Instructions for the task →
Below are some records; repeat them all exactly, minus the pictures.

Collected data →
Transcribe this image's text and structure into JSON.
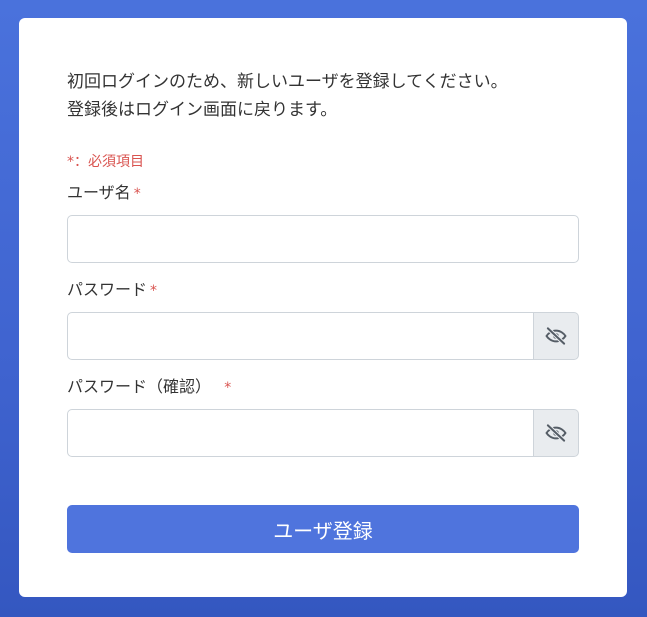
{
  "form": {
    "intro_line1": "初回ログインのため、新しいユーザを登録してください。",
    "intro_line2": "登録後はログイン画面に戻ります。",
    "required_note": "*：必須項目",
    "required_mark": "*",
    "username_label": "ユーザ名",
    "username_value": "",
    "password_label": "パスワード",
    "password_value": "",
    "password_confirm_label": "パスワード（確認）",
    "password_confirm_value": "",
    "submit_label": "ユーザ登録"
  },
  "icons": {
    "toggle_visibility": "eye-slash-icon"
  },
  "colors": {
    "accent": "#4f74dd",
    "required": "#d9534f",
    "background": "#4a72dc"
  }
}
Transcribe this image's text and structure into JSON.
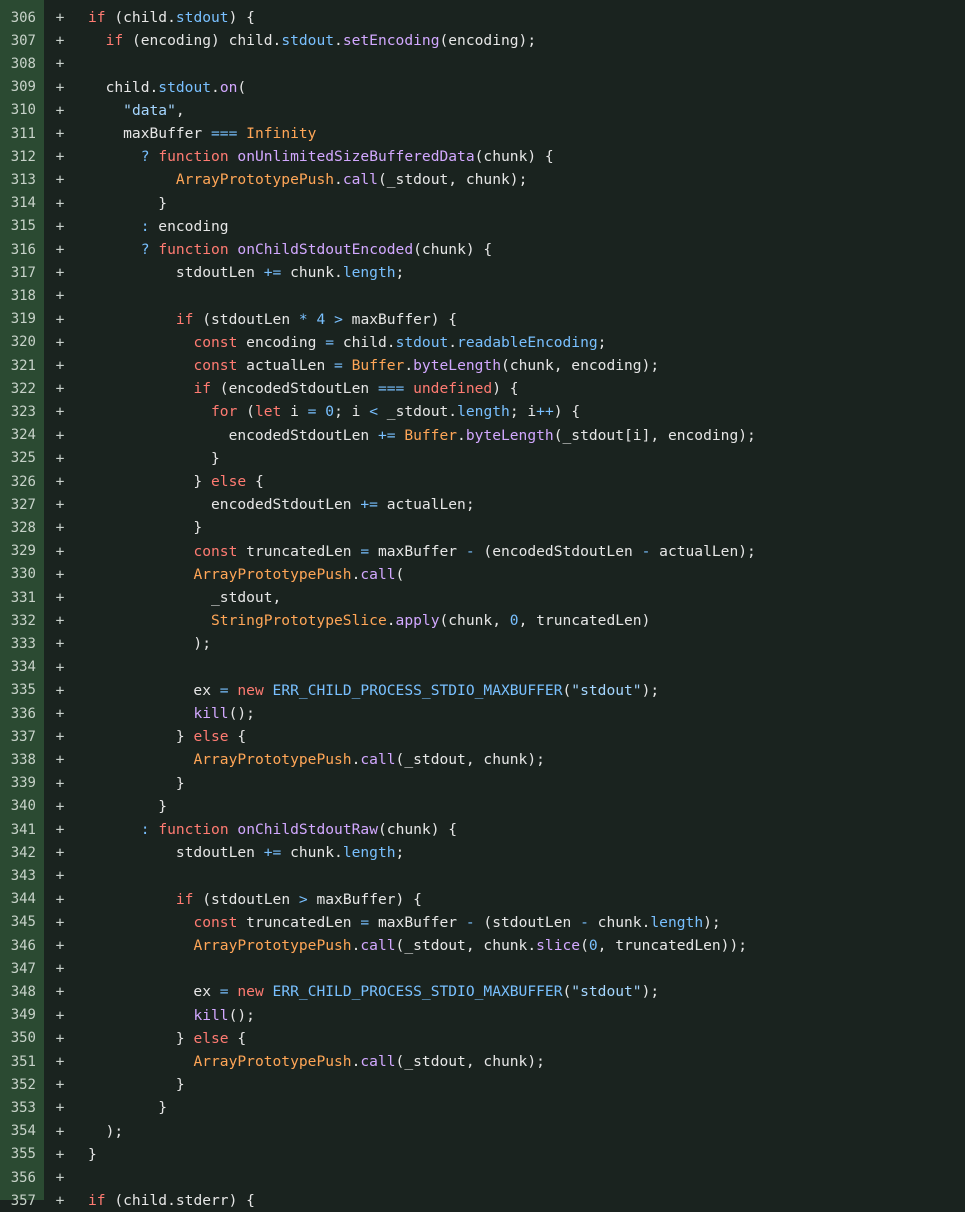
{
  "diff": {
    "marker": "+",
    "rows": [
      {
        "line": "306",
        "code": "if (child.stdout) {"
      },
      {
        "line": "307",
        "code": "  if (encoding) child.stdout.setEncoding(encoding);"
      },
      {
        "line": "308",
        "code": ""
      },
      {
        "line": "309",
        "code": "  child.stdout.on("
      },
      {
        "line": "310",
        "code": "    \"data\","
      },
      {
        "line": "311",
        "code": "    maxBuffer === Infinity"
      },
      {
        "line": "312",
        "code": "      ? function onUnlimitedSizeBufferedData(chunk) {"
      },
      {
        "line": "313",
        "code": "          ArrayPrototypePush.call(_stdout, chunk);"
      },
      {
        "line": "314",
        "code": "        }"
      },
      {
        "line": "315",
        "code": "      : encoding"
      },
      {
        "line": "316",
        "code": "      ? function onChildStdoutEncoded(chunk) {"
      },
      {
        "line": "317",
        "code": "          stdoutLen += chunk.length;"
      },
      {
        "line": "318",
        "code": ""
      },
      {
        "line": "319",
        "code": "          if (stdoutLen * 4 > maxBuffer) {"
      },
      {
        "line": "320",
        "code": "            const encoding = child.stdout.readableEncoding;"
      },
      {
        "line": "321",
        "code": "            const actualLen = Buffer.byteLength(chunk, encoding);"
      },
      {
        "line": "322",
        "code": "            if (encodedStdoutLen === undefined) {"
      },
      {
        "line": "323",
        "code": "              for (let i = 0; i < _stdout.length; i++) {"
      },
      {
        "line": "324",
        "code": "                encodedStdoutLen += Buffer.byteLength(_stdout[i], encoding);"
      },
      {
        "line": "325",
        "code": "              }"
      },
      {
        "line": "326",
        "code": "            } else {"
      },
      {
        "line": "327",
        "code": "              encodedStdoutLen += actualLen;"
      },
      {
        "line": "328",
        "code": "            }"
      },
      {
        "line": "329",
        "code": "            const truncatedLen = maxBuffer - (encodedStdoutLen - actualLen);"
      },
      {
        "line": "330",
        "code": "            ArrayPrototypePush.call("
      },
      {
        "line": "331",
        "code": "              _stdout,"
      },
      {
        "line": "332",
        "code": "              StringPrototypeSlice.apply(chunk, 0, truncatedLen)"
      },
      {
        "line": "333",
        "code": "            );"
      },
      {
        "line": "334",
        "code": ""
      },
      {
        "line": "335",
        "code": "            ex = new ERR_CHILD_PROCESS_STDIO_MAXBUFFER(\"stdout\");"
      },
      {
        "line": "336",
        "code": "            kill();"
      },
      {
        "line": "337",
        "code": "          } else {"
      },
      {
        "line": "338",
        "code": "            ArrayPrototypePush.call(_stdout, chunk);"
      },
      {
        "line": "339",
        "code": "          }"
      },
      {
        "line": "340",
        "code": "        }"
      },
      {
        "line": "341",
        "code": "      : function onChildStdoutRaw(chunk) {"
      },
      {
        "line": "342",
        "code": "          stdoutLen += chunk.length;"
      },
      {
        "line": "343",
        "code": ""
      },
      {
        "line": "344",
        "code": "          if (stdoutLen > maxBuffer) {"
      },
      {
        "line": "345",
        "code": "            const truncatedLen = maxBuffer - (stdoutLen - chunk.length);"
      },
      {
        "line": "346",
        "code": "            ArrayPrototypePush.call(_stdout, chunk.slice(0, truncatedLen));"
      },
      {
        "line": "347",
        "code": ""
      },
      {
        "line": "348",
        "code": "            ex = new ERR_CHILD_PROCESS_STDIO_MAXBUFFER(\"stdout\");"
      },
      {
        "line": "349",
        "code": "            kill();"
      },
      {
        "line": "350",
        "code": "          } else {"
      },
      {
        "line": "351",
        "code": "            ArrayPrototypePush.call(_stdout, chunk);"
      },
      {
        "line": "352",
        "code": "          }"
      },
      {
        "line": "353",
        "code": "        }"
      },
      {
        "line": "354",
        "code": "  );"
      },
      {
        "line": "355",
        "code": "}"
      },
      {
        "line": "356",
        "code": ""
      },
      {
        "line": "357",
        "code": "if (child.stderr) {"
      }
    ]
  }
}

The result →
Transcribe this image's text and structure into JSON.
{
  "form": {
    "intro_line1": "初回ログインのため、新しいユーザを登録してください。",
    "intro_line2": "登録後はログイン画面に戻ります。",
    "required_note": "*：必須項目",
    "required_mark": "*",
    "username_label": "ユーザ名",
    "username_value": "",
    "password_label": "パスワード",
    "password_value": "",
    "password_confirm_label": "パスワード（確認）",
    "password_confirm_value": "",
    "submit_label": "ユーザ登録"
  },
  "icons": {
    "toggle_visibility": "eye-slash-icon"
  },
  "colors": {
    "accent": "#4f74dd",
    "required": "#d9534f",
    "background": "#4a72dc"
  }
}
Transcribe this image's text and structure into JSON.
{
  "diff": {
    "marker": "+",
    "rows": [
      {
        "line": "306",
        "code": "if (child.stdout) {"
      },
      {
        "line": "307",
        "code": "  if (encoding) child.stdout.setEncoding(encoding);"
      },
      {
        "line": "308",
        "code": ""
      },
      {
        "line": "309",
        "code": "  child.stdout.on("
      },
      {
        "line": "310",
        "code": "    \"data\","
      },
      {
        "line": "311",
        "code": "    maxBuffer === Infinity"
      },
      {
        "line": "312",
        "code": "      ? function onUnlimitedSizeBufferedData(chunk) {"
      },
      {
        "line": "313",
        "code": "          ArrayPrototypePush.call(_stdout, chunk);"
      },
      {
        "line": "314",
        "code": "        }"
      },
      {
        "line": "315",
        "code": "      : encoding"
      },
      {
        "line": "316",
        "code": "      ? function onChildStdoutEncoded(chunk) {"
      },
      {
        "line": "317",
        "code": "          stdoutLen += chunk.length;"
      },
      {
        "line": "318",
        "code": ""
      },
      {
        "line": "319",
        "code": "          if (stdoutLen * 4 > maxBuffer) {"
      },
      {
        "line": "320",
        "code": "            const encoding = child.stdout.readableEncoding;"
      },
      {
        "line": "321",
        "code": "            const actualLen = Buffer.byteLength(chunk, encoding);"
      },
      {
        "line": "322",
        "code": "            if (encodedStdoutLen === undefined) {"
      },
      {
        "line": "323",
        "code": "              for (let i = 0; i < _stdout.length; i++) {"
      },
      {
        "line": "324",
        "code": "                encodedStdoutLen += Buffer.byteLength(_stdout[i], encoding);"
      },
      {
        "line": "325",
        "code": "              }"
      },
      {
        "line": "326",
        "code": "            } else {"
      },
      {
        "line": "327",
        "code": "              encodedStdoutLen += actualLen;"
      },
      {
        "line": "328",
        "code": "            }"
      },
      {
        "line": "329",
        "code": "            const truncatedLen = maxBuffer - (encodedStdoutLen - actualLen);"
      },
      {
        "line": "330",
        "code": "            ArrayPrototypePush.call("
      },
      {
        "line": "331",
        "code": "              _stdout,"
      },
      {
        "line": "332",
        "code": "              StringPrototypeSlice.apply(chunk, 0, truncatedLen)"
      },
      {
        "line": "333",
        "code": "            );"
      },
      {
        "line": "334",
        "code": ""
      },
      {
        "line": "335",
        "code": "            ex = new ERR_CHILD_PROCESS_STDIO_MAXBUFFER(\"stdout\");"
      },
      {
        "line": "336",
        "code": "            kill();"
      },
      {
        "line": "337",
        "code": "          } else {"
      },
      {
        "line": "338",
        "code": "            ArrayPrototypePush.call(_stdout, chunk);"
      },
      {
        "line": "339",
        "code": "          }"
      },
      {
        "line": "340",
        "code": "        }"
      },
      {
        "line": "341",
        "code": "      : function onChildStdoutRaw(chunk) {"
      },
      {
        "line": "342",
        "code": "          stdoutLen += chunk.length;"
      },
      {
        "line": "343",
        "code": ""
      },
      {
        "line": "344",
        "code": "          if (stdoutLen > maxBuffer) {"
      },
      {
        "line": "345",
        "code": "            const truncatedLen = maxBuffer - (stdoutLen - chunk.length);"
      },
      {
        "line": "346",
        "code": "            ArrayPrototypePush.call(_stdout, chunk.slice(0, truncatedLen));"
      },
      {
        "line": "347",
        "code": ""
      },
      {
        "line": "348",
        "code": "            ex = new ERR_CHILD_PROCESS_STDIO_MAXBUFFER(\"stdout\");"
      },
      {
        "line": "349",
        "code": "            kill();"
      },
      {
        "line": "350",
        "code": "          } else {"
      },
      {
        "line": "351",
        "code": "            ArrayPrototypePush.call(_stdout, chunk);"
      },
      {
        "line": "352",
        "code": "          }"
      },
      {
        "line": "353",
        "code": "        }"
      },
      {
        "line": "354",
        "code": "  );"
      },
      {
        "line": "355",
        "code": "}"
      },
      {
        "line": "356",
        "code": ""
      },
      {
        "line": "357",
        "code": "if (child.stderr) {"
      }
    ]
  }
}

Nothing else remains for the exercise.